- POTONGAN TEKS -
━━━━━━━━━━━━━━━━━━━━

Pengembalian Bea Masuk yang telah Dibayar atas Impor Barang dan Bahan untuk Diolah, Dirakit, atau Dipasang pada Barang lain dengan Tujuan untuk Dieksp ...

  • Ditetapkan: 18 Okt 2022
  • Diundangkan: 21 Okt 2022

Relevan terhadap

Pasal 3Tutup
(1)

Untuk dapat ditetapkan sebagai Perusahaan KITE Pengembalian, badan usaha sebagaimana dimaksud dalam Pasal 2 ayat (1) harus memenuhi kriteria sebagai berikut:

a.

memiliki jenis usaha industri manufaktur dan memiliki kegiatan pengolahan, perakitan, atau pemasangan;

b.

memiliki bukti kepemilikan atau bukti penguasaan yang berlaku untuk waktu paling singkat 3 (tiga) tahun atas lokasi yang akan digunakan untuk kegiatan produksi dan penyimpanan Barang dan Bahan serta Hasil Produksi sejak permohonan penetapan sebagai Perusahaan KITE Pengembalian diajukan;

c.

memiliki sistem pengendalian internal yang memadai;

d.

memiliki sistem informasi persediaan berbasis komputer (IT Inventory) untuk pengelolaan barang dengan ketentuan sebagai berikut:

1.

memiliki keterkaitan dengan dokumen kepabeanan;

2.

dapat diakses secara langsung dan daring (online) oleh Direktorat Jenderal Bea dan Cukai;

3.

mampu mencatat pemasukan, pengeluaran, persediaan barang dalam proses, dan saldo barang, secara berkelanjutan, langsung, dan segera;

4.

memiliki sistem pelaporan sesuai dengan ketentuan peraturan perundangan-undangan yang mengatur mengenai sistem informasi persediaan berbasis komputer pada perusahaan yang mendapatkan fasilitas pengembalian;

5.

━━━━━━━━━━━━━━━━━━━━

- DATA TEREKAM -
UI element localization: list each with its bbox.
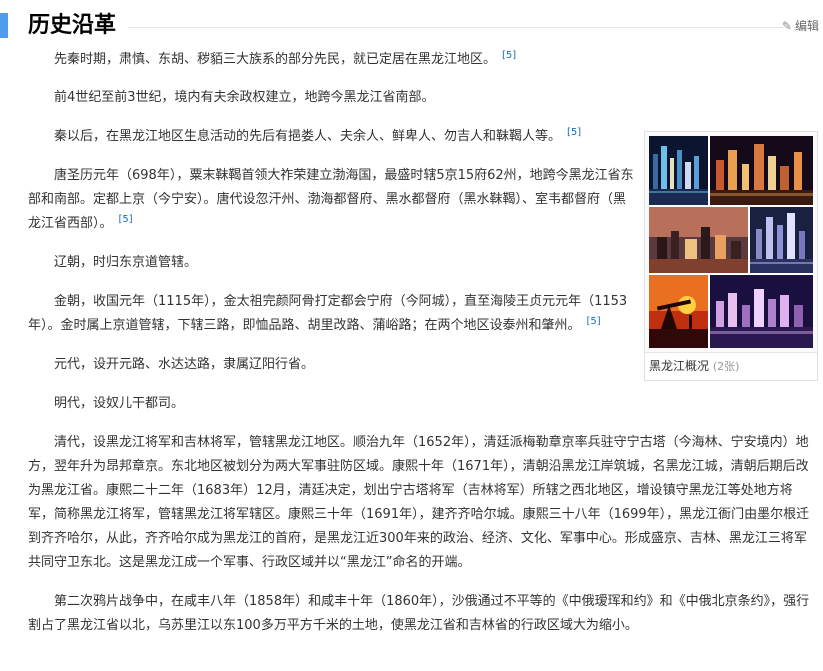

━━━━━━━━━━━━━━━━━━━━

- TUGAS YANG DIKERJAKAN -
Menurut potongan teks tentang pengembalian bea masuk, bukti kepemilikan atau bukti penguasaan atas lokasi produksi dan penyimpanan harus berlaku paling singkat berapa lama?

- HASIL KELUARAN -
Paling singkat 3 (tiga) tahun sejak permohonan penetapan sebagai Perusahaan KITE Pengembalian diajukan.